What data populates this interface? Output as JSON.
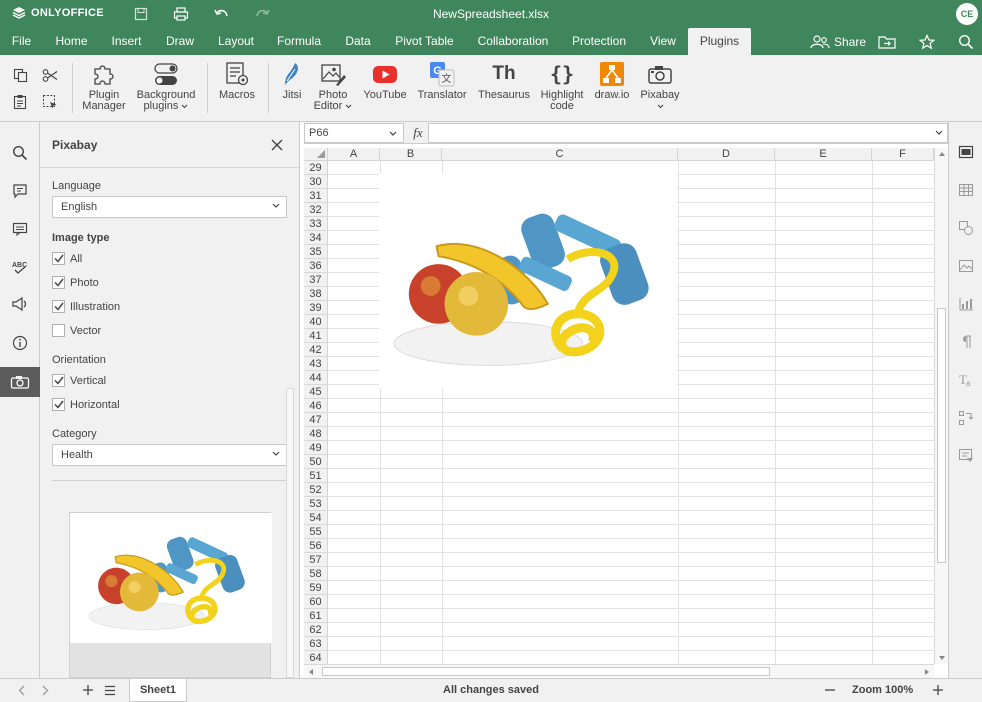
{
  "app": {
    "brand": "ONLYOFFICE",
    "doc_title": "NewSpreadsheet.xlsx",
    "user_initials": "CE",
    "accent": "#40865c"
  },
  "tabs": [
    {
      "label": "File"
    },
    {
      "label": "Home"
    },
    {
      "label": "Insert"
    },
    {
      "label": "Draw"
    },
    {
      "label": "Layout"
    },
    {
      "label": "Formula"
    },
    {
      "label": "Data"
    },
    {
      "label": "Pivot Table"
    },
    {
      "label": "Collaboration"
    },
    {
      "label": "Protection"
    },
    {
      "label": "View"
    },
    {
      "label": "Plugins",
      "active": true
    }
  ],
  "header": {
    "share_label": "Share"
  },
  "toolbar": {
    "plugin_manager": "Plugin Manager",
    "plugin_manager_l1": "Plugin",
    "plugin_manager_l2": "Manager",
    "background_plugins_l1": "Background",
    "background_plugins_l2": "plugins",
    "macros": "Macros",
    "jitsi": "Jitsi",
    "photo_editor_l1": "Photo",
    "photo_editor_l2": "Editor",
    "youtube": "YouTube",
    "translator": "Translator",
    "thesaurus": "Thesaurus",
    "thesaurus_glyph": "Th",
    "highlight_code_l1": "Highlight",
    "highlight_code_l2": "code",
    "highlight_glyph": "{}",
    "drawio": "draw.io",
    "pixabay": "Pixabay"
  },
  "panel": {
    "title": "Pixabay",
    "language_label": "Language",
    "language_value": "English",
    "image_type_label": "Image type",
    "image_types": [
      {
        "label": "All",
        "checked": true
      },
      {
        "label": "Photo",
        "checked": true
      },
      {
        "label": "Illustration",
        "checked": true
      },
      {
        "label": "Vector",
        "checked": false
      }
    ],
    "orientation_label": "Orientation",
    "orientations": [
      {
        "label": "Vertical",
        "checked": true
      },
      {
        "label": "Horizontal",
        "checked": true
      }
    ],
    "category_label": "Category",
    "category_value": "Health"
  },
  "formula_bar": {
    "cell_ref": "P66",
    "fx": "fx",
    "formula": ""
  },
  "grid": {
    "columns": [
      "A",
      "B",
      "C",
      "D",
      "E",
      "F"
    ],
    "rows": [
      "29",
      "30",
      "31",
      "32",
      "33",
      "34",
      "35",
      "36",
      "37",
      "38",
      "39",
      "40",
      "41",
      "42",
      "43",
      "44",
      "45",
      "46",
      "47",
      "48",
      "49",
      "50",
      "51",
      "52",
      "53",
      "54",
      "55",
      "56",
      "57",
      "58",
      "59",
      "60",
      "61",
      "62",
      "63",
      "64"
    ]
  },
  "status": {
    "sheet_name": "Sheet1",
    "save_status": "All changes saved",
    "zoom": "Zoom 100%"
  }
}
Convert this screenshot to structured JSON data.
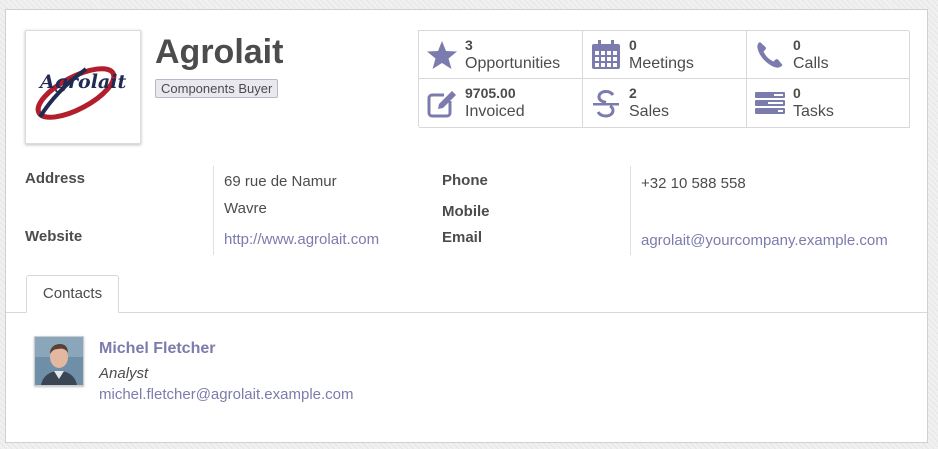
{
  "partner": {
    "name": "Agrolait",
    "tag": "Components Buyer",
    "logo_text": "Agrolait"
  },
  "stats": [
    {
      "value": "3",
      "label": "Opportunities",
      "icon": "star-icon"
    },
    {
      "value": "0",
      "label": "Meetings",
      "icon": "calendar-icon"
    },
    {
      "value": "0",
      "label": "Calls",
      "icon": "phone-icon"
    },
    {
      "value": "9705.00",
      "label": "Invoiced",
      "icon": "pencil-square-icon"
    },
    {
      "value": "2",
      "label": "Sales",
      "icon": "strikethrough-icon"
    },
    {
      "value": "0",
      "label": "Tasks",
      "icon": "tasks-icon"
    }
  ],
  "info": {
    "address_label": "Address",
    "address_line1": "69 rue de Namur",
    "address_line2": "Wavre",
    "website_label": "Website",
    "website": "http://www.agrolait.com",
    "phone_label": "Phone",
    "phone": "+32 10 588 558",
    "mobile_label": "Mobile",
    "email_label": "Email",
    "email": "agrolait@yourcompany.example.com"
  },
  "tabs": {
    "contacts": "Contacts"
  },
  "contact": {
    "name": "Michel Fletcher",
    "function": "Analyst",
    "email": "michel.fletcher@agrolait.example.com"
  },
  "colors": {
    "accent": "#7c7bad",
    "text": "#4c4c4c",
    "logo_red": "#b21e2b",
    "logo_navy": "#1f2a55"
  }
}
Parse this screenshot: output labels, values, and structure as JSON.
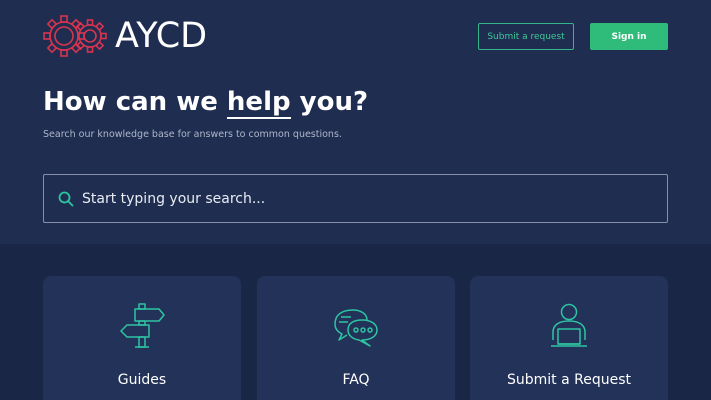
{
  "header": {
    "logo_text": "AYCD",
    "submit_request_label": "Submit a request",
    "sign_in_label": "Sign in"
  },
  "hero": {
    "title_before": "How can we ",
    "title_highlight": "help",
    "title_after": " you?",
    "subtitle": "Search our knowledge base for answers to common questions."
  },
  "search": {
    "placeholder": "Start typing your search..."
  },
  "cards": [
    {
      "label": "Guides",
      "icon": "signpost-icon"
    },
    {
      "label": "FAQ",
      "icon": "chat-bubbles-icon"
    },
    {
      "label": "Submit a Request",
      "icon": "person-laptop-icon"
    }
  ],
  "colors": {
    "background": "#1f2d50",
    "accent_green": "#2fbc7b",
    "logo_red": "#d8344f",
    "icon_teal": "#2ec4a2"
  }
}
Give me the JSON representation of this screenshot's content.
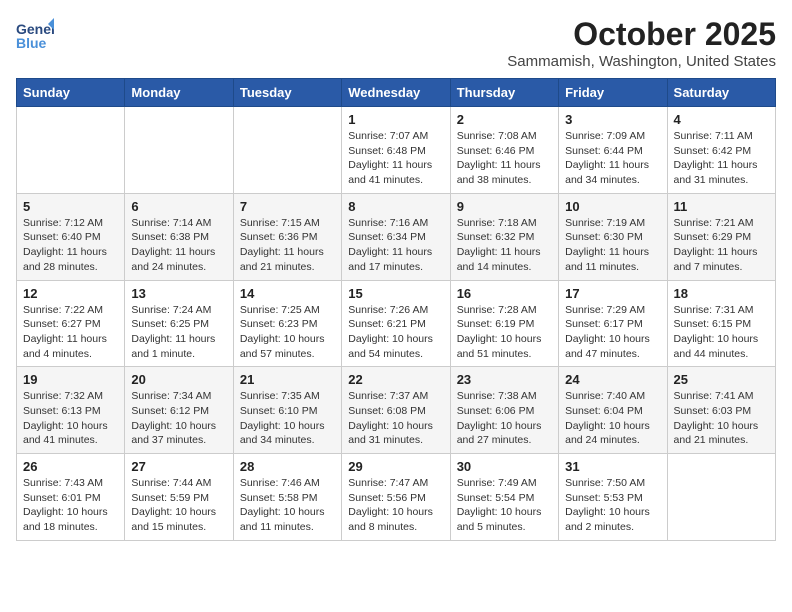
{
  "header": {
    "logo_line1": "General",
    "logo_line2": "Blue",
    "month": "October 2025",
    "location": "Sammamish, Washington, United States"
  },
  "weekdays": [
    "Sunday",
    "Monday",
    "Tuesday",
    "Wednesday",
    "Thursday",
    "Friday",
    "Saturday"
  ],
  "weeks": [
    [
      {
        "day": "",
        "info": ""
      },
      {
        "day": "",
        "info": ""
      },
      {
        "day": "",
        "info": ""
      },
      {
        "day": "1",
        "info": "Sunrise: 7:07 AM\nSunset: 6:48 PM\nDaylight: 11 hours and 41 minutes."
      },
      {
        "day": "2",
        "info": "Sunrise: 7:08 AM\nSunset: 6:46 PM\nDaylight: 11 hours and 38 minutes."
      },
      {
        "day": "3",
        "info": "Sunrise: 7:09 AM\nSunset: 6:44 PM\nDaylight: 11 hours and 34 minutes."
      },
      {
        "day": "4",
        "info": "Sunrise: 7:11 AM\nSunset: 6:42 PM\nDaylight: 11 hours and 31 minutes."
      }
    ],
    [
      {
        "day": "5",
        "info": "Sunrise: 7:12 AM\nSunset: 6:40 PM\nDaylight: 11 hours and 28 minutes."
      },
      {
        "day": "6",
        "info": "Sunrise: 7:14 AM\nSunset: 6:38 PM\nDaylight: 11 hours and 24 minutes."
      },
      {
        "day": "7",
        "info": "Sunrise: 7:15 AM\nSunset: 6:36 PM\nDaylight: 11 hours and 21 minutes."
      },
      {
        "day": "8",
        "info": "Sunrise: 7:16 AM\nSunset: 6:34 PM\nDaylight: 11 hours and 17 minutes."
      },
      {
        "day": "9",
        "info": "Sunrise: 7:18 AM\nSunset: 6:32 PM\nDaylight: 11 hours and 14 minutes."
      },
      {
        "day": "10",
        "info": "Sunrise: 7:19 AM\nSunset: 6:30 PM\nDaylight: 11 hours and 11 minutes."
      },
      {
        "day": "11",
        "info": "Sunrise: 7:21 AM\nSunset: 6:29 PM\nDaylight: 11 hours and 7 minutes."
      }
    ],
    [
      {
        "day": "12",
        "info": "Sunrise: 7:22 AM\nSunset: 6:27 PM\nDaylight: 11 hours and 4 minutes."
      },
      {
        "day": "13",
        "info": "Sunrise: 7:24 AM\nSunset: 6:25 PM\nDaylight: 11 hours and 1 minute."
      },
      {
        "day": "14",
        "info": "Sunrise: 7:25 AM\nSunset: 6:23 PM\nDaylight: 10 hours and 57 minutes."
      },
      {
        "day": "15",
        "info": "Sunrise: 7:26 AM\nSunset: 6:21 PM\nDaylight: 10 hours and 54 minutes."
      },
      {
        "day": "16",
        "info": "Sunrise: 7:28 AM\nSunset: 6:19 PM\nDaylight: 10 hours and 51 minutes."
      },
      {
        "day": "17",
        "info": "Sunrise: 7:29 AM\nSunset: 6:17 PM\nDaylight: 10 hours and 47 minutes."
      },
      {
        "day": "18",
        "info": "Sunrise: 7:31 AM\nSunset: 6:15 PM\nDaylight: 10 hours and 44 minutes."
      }
    ],
    [
      {
        "day": "19",
        "info": "Sunrise: 7:32 AM\nSunset: 6:13 PM\nDaylight: 10 hours and 41 minutes."
      },
      {
        "day": "20",
        "info": "Sunrise: 7:34 AM\nSunset: 6:12 PM\nDaylight: 10 hours and 37 minutes."
      },
      {
        "day": "21",
        "info": "Sunrise: 7:35 AM\nSunset: 6:10 PM\nDaylight: 10 hours and 34 minutes."
      },
      {
        "day": "22",
        "info": "Sunrise: 7:37 AM\nSunset: 6:08 PM\nDaylight: 10 hours and 31 minutes."
      },
      {
        "day": "23",
        "info": "Sunrise: 7:38 AM\nSunset: 6:06 PM\nDaylight: 10 hours and 27 minutes."
      },
      {
        "day": "24",
        "info": "Sunrise: 7:40 AM\nSunset: 6:04 PM\nDaylight: 10 hours and 24 minutes."
      },
      {
        "day": "25",
        "info": "Sunrise: 7:41 AM\nSunset: 6:03 PM\nDaylight: 10 hours and 21 minutes."
      }
    ],
    [
      {
        "day": "26",
        "info": "Sunrise: 7:43 AM\nSunset: 6:01 PM\nDaylight: 10 hours and 18 minutes."
      },
      {
        "day": "27",
        "info": "Sunrise: 7:44 AM\nSunset: 5:59 PM\nDaylight: 10 hours and 15 minutes."
      },
      {
        "day": "28",
        "info": "Sunrise: 7:46 AM\nSunset: 5:58 PM\nDaylight: 10 hours and 11 minutes."
      },
      {
        "day": "29",
        "info": "Sunrise: 7:47 AM\nSunset: 5:56 PM\nDaylight: 10 hours and 8 minutes."
      },
      {
        "day": "30",
        "info": "Sunrise: 7:49 AM\nSunset: 5:54 PM\nDaylight: 10 hours and 5 minutes."
      },
      {
        "day": "31",
        "info": "Sunrise: 7:50 AM\nSunset: 5:53 PM\nDaylight: 10 hours and 2 minutes."
      },
      {
        "day": "",
        "info": ""
      }
    ]
  ]
}
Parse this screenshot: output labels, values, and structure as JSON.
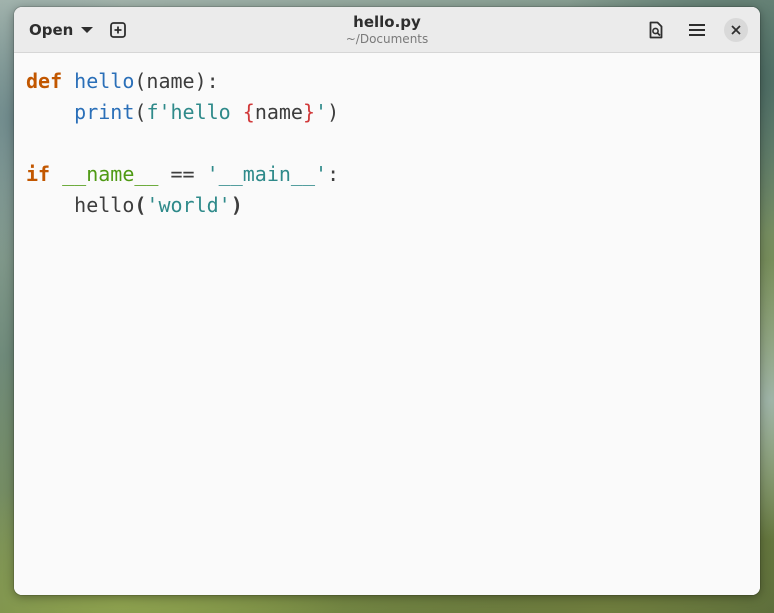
{
  "header": {
    "open_label": "Open",
    "title": "hello.py",
    "subtitle": "~/Documents",
    "icons": {
      "open_dropdown": "chevron-down-icon",
      "new_tab": "new-tab-icon",
      "document": "document-search-icon",
      "menu": "hamburger-menu-icon",
      "close": "close-icon"
    }
  },
  "editor": {
    "lines": [
      [
        {
          "t": "def",
          "c": "kw"
        },
        {
          "t": " ",
          "c": "plain"
        },
        {
          "t": "hello",
          "c": "fn"
        },
        {
          "t": "(name):",
          "c": "plain"
        }
      ],
      [
        {
          "t": "    ",
          "c": "plain"
        },
        {
          "t": "print",
          "c": "bi"
        },
        {
          "t": "(",
          "c": "plain"
        },
        {
          "t": "f'hello ",
          "c": "str"
        },
        {
          "t": "{",
          "c": "brace"
        },
        {
          "t": "name",
          "c": "plain"
        },
        {
          "t": "}",
          "c": "brace"
        },
        {
          "t": "'",
          "c": "str"
        },
        {
          "t": ")",
          "c": "plain"
        }
      ],
      [],
      [
        {
          "t": "if",
          "c": "kw"
        },
        {
          "t": " ",
          "c": "plain"
        },
        {
          "t": "__name__",
          "c": "dunder"
        },
        {
          "t": " == ",
          "c": "plain"
        },
        {
          "t": "'__main__'",
          "c": "str"
        },
        {
          "t": ":",
          "c": "plain"
        }
      ],
      [
        {
          "t": "    hello",
          "c": "plain"
        },
        {
          "t": "(",
          "c": "bold"
        },
        {
          "t": "'world'",
          "c": "str"
        },
        {
          "t": ")",
          "c": "bold"
        }
      ]
    ]
  },
  "colors": {
    "keyword": "#c25700",
    "function": "#2a6fb8",
    "string": "#2f8a8a",
    "brace": "#d1393a",
    "dunder": "#4f9a14",
    "text": "#3d3d3d",
    "editor_background": "#fafafa",
    "headerbar_background": "#ebebeb"
  }
}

## Description of the task
Determine the number of lines in these entries that contain the word "JSON", and write only that number.

## The output
5